▶ TASK STATEMENT
Tell how many lines contain the word "Window". Reply with the number only.

◇ ◇ ◇ ◇ ◇ ◇ ◇

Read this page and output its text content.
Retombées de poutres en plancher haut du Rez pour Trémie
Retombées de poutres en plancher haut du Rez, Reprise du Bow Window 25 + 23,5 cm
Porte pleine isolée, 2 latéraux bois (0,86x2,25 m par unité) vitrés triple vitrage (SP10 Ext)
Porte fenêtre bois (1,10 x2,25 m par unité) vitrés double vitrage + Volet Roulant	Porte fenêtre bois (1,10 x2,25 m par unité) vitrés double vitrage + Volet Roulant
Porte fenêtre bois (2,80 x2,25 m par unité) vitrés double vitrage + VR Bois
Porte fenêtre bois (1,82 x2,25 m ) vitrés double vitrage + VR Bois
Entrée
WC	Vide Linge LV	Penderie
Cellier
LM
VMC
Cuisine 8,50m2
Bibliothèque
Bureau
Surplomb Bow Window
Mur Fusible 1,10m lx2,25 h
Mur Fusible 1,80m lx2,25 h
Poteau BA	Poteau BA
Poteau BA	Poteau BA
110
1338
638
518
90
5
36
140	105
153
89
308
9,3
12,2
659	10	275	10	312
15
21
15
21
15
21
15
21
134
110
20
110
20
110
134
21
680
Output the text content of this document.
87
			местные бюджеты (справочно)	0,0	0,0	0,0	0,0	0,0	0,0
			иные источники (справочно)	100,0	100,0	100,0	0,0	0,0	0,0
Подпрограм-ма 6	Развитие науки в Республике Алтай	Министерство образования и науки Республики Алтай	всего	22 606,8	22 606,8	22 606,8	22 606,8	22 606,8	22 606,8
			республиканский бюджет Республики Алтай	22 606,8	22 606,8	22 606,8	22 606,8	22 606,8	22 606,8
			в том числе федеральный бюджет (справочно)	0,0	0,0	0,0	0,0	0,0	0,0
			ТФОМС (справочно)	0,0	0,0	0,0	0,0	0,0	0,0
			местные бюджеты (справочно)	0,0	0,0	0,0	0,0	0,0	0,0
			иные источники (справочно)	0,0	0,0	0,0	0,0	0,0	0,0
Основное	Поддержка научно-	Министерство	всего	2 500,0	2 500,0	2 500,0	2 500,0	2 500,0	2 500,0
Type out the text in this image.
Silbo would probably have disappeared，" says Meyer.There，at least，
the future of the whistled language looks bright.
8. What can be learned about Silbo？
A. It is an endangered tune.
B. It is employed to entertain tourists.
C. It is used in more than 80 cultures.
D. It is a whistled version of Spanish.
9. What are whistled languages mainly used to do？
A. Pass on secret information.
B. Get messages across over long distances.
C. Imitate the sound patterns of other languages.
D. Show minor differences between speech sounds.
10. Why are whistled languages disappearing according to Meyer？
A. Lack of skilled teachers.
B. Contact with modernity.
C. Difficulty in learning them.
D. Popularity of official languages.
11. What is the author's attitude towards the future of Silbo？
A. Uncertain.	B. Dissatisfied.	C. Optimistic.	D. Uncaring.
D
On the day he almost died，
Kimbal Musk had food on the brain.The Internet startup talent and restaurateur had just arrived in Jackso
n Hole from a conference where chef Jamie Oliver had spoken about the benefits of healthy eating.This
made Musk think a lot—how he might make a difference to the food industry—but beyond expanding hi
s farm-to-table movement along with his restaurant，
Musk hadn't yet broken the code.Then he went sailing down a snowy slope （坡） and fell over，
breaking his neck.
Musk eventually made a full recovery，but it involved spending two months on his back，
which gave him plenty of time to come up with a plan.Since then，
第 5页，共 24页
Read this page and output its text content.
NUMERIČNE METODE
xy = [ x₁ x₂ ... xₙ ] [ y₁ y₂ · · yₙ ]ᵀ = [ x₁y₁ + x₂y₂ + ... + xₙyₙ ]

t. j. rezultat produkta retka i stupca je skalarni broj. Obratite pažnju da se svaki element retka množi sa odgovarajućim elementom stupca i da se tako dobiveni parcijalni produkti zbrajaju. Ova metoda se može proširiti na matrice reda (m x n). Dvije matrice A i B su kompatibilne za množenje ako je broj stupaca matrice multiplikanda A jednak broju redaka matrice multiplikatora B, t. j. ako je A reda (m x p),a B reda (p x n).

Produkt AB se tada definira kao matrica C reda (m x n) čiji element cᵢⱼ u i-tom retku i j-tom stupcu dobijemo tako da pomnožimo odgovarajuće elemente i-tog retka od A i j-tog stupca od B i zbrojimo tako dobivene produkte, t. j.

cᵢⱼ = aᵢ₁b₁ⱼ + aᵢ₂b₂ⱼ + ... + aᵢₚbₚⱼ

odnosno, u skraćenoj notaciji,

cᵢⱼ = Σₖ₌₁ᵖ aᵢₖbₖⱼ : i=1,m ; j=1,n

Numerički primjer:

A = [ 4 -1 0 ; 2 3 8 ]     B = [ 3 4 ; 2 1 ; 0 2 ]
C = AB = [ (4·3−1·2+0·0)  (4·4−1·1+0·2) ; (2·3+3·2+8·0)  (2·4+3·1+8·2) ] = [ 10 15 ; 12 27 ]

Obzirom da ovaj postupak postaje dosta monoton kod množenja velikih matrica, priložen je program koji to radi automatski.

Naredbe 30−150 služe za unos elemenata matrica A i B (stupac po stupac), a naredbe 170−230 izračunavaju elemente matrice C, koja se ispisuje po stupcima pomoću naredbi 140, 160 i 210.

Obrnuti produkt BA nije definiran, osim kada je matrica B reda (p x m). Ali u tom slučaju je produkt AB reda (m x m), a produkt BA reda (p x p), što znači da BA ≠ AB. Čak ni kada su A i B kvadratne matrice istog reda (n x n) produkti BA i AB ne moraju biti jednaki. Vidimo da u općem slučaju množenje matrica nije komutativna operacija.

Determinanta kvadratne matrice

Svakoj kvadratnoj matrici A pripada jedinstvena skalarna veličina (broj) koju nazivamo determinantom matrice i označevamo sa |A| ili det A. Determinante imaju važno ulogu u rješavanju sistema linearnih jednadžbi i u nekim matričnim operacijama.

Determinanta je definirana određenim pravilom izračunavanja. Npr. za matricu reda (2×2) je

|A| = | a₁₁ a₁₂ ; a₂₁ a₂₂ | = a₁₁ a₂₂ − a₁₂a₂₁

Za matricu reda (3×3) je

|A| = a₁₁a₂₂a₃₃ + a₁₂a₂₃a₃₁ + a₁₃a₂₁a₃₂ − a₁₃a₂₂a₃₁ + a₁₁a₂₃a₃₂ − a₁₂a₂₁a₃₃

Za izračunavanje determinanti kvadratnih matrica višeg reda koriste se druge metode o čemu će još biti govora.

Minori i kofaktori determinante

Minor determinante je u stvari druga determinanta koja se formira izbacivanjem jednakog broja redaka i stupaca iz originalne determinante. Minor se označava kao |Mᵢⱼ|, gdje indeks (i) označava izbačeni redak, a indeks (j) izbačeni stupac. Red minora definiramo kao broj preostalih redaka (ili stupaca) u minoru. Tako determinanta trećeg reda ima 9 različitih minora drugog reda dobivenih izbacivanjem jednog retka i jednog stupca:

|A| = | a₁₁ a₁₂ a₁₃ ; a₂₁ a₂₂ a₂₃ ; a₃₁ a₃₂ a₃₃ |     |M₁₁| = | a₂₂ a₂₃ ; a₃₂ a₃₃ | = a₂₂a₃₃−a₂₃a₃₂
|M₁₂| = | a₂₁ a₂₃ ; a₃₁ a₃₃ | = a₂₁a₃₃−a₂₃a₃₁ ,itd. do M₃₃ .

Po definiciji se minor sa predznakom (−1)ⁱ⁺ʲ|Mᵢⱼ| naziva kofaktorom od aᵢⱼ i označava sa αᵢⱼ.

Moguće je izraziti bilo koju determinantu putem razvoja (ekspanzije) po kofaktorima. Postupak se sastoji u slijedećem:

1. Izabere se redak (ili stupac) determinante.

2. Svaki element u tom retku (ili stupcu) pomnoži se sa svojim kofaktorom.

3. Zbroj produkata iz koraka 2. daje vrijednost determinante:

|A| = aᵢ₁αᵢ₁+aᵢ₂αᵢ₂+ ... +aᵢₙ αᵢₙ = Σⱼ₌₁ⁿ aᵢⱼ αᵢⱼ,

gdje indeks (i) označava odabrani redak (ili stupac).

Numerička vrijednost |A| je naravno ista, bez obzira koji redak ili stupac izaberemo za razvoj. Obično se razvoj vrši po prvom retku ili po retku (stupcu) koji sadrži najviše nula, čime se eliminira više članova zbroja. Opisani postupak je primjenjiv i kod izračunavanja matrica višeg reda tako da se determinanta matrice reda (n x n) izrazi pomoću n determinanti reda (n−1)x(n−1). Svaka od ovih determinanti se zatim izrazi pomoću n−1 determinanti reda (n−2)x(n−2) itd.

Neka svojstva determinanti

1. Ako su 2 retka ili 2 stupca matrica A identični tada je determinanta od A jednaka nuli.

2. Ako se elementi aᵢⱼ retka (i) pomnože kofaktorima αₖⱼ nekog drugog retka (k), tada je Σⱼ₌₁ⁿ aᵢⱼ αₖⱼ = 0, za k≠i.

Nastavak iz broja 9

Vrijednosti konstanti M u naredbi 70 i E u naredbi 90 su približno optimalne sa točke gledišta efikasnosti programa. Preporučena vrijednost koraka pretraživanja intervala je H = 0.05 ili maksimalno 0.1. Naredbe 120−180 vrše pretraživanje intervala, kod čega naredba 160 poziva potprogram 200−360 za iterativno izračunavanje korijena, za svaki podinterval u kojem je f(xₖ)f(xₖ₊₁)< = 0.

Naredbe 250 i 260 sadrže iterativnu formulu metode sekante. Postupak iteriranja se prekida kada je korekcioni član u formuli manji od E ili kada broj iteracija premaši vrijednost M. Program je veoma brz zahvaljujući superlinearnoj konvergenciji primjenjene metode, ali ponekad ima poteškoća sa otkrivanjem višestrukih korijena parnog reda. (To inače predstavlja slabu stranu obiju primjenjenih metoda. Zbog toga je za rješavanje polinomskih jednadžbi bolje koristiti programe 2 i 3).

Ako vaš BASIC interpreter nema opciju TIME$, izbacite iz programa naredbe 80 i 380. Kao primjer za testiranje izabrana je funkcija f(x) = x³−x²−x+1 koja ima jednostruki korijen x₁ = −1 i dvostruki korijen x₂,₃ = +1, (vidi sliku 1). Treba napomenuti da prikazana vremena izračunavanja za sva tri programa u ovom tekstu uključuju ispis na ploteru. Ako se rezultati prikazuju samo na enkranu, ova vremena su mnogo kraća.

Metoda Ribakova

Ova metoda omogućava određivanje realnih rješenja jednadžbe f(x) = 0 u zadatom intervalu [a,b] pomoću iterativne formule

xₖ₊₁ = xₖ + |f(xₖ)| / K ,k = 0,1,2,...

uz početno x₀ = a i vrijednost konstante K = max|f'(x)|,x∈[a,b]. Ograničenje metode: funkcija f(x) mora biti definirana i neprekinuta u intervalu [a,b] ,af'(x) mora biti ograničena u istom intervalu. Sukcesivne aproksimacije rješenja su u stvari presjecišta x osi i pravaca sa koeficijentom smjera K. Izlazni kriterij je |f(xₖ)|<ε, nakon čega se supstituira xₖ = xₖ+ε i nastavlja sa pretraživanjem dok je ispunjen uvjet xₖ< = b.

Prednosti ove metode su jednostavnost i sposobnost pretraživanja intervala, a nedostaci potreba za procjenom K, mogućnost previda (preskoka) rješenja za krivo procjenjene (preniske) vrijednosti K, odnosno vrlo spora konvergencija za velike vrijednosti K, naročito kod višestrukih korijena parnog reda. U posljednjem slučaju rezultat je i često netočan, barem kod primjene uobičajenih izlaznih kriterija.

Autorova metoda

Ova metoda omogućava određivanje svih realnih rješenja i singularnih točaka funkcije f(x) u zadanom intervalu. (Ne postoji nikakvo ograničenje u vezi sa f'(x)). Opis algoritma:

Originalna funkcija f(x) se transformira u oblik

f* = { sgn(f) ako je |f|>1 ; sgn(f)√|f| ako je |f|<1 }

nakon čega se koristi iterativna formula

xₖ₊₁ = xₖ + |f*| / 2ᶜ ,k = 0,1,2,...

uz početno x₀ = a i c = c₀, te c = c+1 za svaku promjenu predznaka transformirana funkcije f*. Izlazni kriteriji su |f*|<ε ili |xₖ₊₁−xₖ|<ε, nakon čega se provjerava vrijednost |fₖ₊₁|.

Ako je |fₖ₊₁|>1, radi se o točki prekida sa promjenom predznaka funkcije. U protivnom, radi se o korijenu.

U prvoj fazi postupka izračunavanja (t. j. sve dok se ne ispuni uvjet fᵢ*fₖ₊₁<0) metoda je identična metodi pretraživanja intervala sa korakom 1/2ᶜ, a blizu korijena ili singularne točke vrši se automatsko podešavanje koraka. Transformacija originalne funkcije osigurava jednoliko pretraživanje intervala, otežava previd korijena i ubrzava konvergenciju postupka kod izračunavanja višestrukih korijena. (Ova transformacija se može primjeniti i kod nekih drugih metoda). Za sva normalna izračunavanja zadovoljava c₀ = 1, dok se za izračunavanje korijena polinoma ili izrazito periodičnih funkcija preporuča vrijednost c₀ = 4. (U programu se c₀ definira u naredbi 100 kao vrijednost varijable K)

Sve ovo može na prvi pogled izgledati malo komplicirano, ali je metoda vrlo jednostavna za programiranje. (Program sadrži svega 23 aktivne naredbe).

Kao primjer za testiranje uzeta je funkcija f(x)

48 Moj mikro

◇ ◇ ◇ ◇ ◇ ◇ ◇

▶ SOLUTION FOR THIS TASK
2